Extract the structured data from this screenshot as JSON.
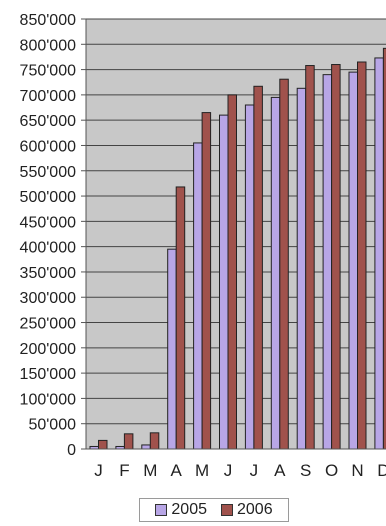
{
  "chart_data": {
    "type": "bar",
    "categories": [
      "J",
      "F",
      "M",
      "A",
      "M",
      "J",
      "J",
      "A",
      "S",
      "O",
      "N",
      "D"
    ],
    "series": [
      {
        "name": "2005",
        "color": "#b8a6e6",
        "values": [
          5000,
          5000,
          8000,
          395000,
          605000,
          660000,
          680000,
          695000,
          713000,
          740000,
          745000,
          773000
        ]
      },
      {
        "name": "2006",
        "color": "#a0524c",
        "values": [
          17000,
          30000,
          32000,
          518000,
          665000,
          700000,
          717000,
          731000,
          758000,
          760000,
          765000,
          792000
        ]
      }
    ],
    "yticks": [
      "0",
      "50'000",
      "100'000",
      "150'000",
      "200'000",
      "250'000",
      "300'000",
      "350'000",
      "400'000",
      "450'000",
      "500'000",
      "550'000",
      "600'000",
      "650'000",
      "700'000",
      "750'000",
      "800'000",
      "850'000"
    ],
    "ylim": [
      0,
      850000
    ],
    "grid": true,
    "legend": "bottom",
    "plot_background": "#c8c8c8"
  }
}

What the task requires. Keep the pictures out of the copy and return the rest of the data above exactly.

Final answer.
Extract the structured data from this screenshot as JSON.
{
  "chart_data": {
    "type": "bar",
    "categories": [
      "J",
      "F",
      "M",
      "A",
      "M",
      "J",
      "J",
      "A",
      "S",
      "O",
      "N",
      "D"
    ],
    "series": [
      {
        "name": "2005",
        "color": "#b8a6e6",
        "values": [
          5000,
          5000,
          8000,
          395000,
          605000,
          660000,
          680000,
          695000,
          713000,
          740000,
          745000,
          773000
        ]
      },
      {
        "name": "2006",
        "color": "#a0524c",
        "values": [
          17000,
          30000,
          32000,
          518000,
          665000,
          700000,
          717000,
          731000,
          758000,
          760000,
          765000,
          792000
        ]
      }
    ],
    "yticks": [
      "0",
      "50'000",
      "100'000",
      "150'000",
      "200'000",
      "250'000",
      "300'000",
      "350'000",
      "400'000",
      "450'000",
      "500'000",
      "550'000",
      "600'000",
      "650'000",
      "700'000",
      "750'000",
      "800'000",
      "850'000"
    ],
    "ylim": [
      0,
      850000
    ],
    "grid": true,
    "legend": "bottom",
    "plot_background": "#c8c8c8"
  }
}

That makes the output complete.